Problem requirements >>
How many lines of the material below contain the string "ассигнований"? Answer with the number and nothing else.

------------------------------------

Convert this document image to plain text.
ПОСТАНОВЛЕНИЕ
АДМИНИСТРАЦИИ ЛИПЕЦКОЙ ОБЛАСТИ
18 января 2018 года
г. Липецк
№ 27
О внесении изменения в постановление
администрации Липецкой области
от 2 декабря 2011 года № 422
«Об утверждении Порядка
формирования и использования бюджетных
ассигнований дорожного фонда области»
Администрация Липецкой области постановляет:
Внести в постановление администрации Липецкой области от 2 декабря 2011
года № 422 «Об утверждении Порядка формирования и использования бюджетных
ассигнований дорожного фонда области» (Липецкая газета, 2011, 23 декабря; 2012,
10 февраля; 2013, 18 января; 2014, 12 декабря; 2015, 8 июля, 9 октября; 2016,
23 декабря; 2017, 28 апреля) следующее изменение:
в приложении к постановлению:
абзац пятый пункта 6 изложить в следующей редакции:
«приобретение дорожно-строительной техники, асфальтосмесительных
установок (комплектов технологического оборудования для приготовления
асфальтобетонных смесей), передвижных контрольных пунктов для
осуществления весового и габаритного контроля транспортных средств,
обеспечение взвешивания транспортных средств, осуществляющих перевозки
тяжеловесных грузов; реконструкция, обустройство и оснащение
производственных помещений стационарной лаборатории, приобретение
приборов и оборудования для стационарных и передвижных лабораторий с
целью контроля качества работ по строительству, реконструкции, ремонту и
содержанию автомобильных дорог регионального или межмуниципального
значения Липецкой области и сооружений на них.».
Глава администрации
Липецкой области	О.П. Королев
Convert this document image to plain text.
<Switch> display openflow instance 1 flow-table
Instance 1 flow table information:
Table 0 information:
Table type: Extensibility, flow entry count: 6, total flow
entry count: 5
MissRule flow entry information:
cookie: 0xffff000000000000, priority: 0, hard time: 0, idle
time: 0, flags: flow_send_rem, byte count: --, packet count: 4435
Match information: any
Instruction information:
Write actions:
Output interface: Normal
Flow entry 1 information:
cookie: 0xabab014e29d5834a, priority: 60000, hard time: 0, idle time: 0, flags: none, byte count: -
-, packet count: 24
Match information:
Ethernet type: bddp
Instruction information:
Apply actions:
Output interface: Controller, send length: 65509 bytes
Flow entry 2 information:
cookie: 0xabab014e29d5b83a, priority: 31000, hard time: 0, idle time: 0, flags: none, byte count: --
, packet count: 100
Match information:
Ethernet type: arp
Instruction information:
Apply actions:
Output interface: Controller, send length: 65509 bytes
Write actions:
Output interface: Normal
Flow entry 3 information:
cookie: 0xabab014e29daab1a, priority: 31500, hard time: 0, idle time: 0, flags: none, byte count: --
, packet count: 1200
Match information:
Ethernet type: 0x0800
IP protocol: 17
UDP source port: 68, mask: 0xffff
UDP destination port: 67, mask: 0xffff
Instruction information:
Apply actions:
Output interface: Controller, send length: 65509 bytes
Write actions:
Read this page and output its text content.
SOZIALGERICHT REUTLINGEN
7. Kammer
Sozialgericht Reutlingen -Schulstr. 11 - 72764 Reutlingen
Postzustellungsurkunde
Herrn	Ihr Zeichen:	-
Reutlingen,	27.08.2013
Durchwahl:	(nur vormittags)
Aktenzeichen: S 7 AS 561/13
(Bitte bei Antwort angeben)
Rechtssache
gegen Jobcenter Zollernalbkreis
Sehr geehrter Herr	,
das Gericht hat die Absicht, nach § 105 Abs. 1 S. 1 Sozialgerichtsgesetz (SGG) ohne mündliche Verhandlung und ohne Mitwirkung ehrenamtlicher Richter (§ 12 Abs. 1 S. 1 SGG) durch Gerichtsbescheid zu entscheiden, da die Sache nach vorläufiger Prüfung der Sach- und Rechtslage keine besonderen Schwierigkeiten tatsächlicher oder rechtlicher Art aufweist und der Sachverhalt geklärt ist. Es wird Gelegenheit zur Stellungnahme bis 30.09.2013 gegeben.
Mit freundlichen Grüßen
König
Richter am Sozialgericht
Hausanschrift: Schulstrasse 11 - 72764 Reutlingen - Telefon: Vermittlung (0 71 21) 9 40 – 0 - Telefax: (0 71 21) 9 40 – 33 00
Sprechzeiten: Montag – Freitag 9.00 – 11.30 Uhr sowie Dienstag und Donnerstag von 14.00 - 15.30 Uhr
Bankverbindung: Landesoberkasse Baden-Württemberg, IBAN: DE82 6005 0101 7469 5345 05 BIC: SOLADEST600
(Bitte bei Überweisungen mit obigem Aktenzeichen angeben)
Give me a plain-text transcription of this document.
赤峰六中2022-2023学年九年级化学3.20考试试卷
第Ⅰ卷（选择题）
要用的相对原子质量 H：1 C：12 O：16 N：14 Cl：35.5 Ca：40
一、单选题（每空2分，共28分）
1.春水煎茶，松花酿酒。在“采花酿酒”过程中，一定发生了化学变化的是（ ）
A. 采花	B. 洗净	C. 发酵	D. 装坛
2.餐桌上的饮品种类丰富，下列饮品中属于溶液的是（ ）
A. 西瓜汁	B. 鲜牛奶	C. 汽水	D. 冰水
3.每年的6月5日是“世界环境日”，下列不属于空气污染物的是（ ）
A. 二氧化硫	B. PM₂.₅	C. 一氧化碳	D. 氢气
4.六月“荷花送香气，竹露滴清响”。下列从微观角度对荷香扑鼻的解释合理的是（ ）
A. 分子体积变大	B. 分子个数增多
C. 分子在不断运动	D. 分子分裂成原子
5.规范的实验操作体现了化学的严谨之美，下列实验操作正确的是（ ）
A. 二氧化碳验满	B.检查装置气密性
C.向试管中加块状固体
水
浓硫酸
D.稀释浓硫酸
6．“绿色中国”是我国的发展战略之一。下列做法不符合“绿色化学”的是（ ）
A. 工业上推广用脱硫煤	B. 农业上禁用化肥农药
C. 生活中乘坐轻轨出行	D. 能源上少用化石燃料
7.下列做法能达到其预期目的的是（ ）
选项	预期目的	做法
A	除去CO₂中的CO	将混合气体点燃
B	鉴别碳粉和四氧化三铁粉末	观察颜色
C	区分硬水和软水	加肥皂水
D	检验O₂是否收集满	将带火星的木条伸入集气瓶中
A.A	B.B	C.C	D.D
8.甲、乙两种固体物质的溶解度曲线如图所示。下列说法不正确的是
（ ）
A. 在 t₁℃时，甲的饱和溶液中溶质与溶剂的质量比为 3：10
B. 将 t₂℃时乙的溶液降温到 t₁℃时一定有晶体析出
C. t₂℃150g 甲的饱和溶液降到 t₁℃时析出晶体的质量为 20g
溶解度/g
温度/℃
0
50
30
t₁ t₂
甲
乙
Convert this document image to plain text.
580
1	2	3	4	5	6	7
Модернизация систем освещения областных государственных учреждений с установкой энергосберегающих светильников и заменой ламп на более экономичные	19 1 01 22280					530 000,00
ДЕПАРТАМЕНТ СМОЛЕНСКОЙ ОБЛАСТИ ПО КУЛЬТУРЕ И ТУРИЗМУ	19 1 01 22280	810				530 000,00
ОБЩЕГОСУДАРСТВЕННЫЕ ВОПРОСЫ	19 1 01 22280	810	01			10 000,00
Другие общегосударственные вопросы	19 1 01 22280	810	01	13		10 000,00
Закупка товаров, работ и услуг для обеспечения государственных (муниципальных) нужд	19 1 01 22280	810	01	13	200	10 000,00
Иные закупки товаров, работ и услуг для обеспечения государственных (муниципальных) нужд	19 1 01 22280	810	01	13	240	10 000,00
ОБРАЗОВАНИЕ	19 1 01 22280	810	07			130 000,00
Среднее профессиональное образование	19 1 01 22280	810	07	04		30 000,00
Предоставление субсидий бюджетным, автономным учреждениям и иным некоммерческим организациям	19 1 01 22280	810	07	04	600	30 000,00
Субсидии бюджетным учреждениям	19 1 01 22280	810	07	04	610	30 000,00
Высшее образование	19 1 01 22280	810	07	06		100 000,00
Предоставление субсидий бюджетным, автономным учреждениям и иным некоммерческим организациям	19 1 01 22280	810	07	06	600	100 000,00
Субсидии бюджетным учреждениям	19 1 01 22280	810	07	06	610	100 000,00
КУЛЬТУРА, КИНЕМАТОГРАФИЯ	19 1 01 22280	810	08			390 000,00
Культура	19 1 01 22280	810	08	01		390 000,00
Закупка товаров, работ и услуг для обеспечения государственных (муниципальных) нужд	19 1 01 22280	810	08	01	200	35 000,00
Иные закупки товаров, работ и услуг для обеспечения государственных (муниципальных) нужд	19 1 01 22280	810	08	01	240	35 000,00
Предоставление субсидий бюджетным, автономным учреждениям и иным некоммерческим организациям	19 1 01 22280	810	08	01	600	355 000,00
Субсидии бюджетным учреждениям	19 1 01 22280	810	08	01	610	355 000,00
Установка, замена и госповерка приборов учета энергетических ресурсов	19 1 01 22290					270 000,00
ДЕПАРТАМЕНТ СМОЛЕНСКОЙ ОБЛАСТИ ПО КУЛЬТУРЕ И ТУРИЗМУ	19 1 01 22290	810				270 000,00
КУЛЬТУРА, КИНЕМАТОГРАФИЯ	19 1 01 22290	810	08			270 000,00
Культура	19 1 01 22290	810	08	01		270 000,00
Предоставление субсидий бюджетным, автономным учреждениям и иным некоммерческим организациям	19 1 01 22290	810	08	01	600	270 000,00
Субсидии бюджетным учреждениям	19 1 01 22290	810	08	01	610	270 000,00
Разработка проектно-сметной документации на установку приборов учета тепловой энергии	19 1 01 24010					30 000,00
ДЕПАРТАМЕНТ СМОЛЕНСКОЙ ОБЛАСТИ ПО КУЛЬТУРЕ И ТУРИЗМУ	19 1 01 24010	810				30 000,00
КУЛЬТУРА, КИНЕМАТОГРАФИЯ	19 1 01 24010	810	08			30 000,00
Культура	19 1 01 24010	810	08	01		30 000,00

------------------------------------

Output of the exercise >>
2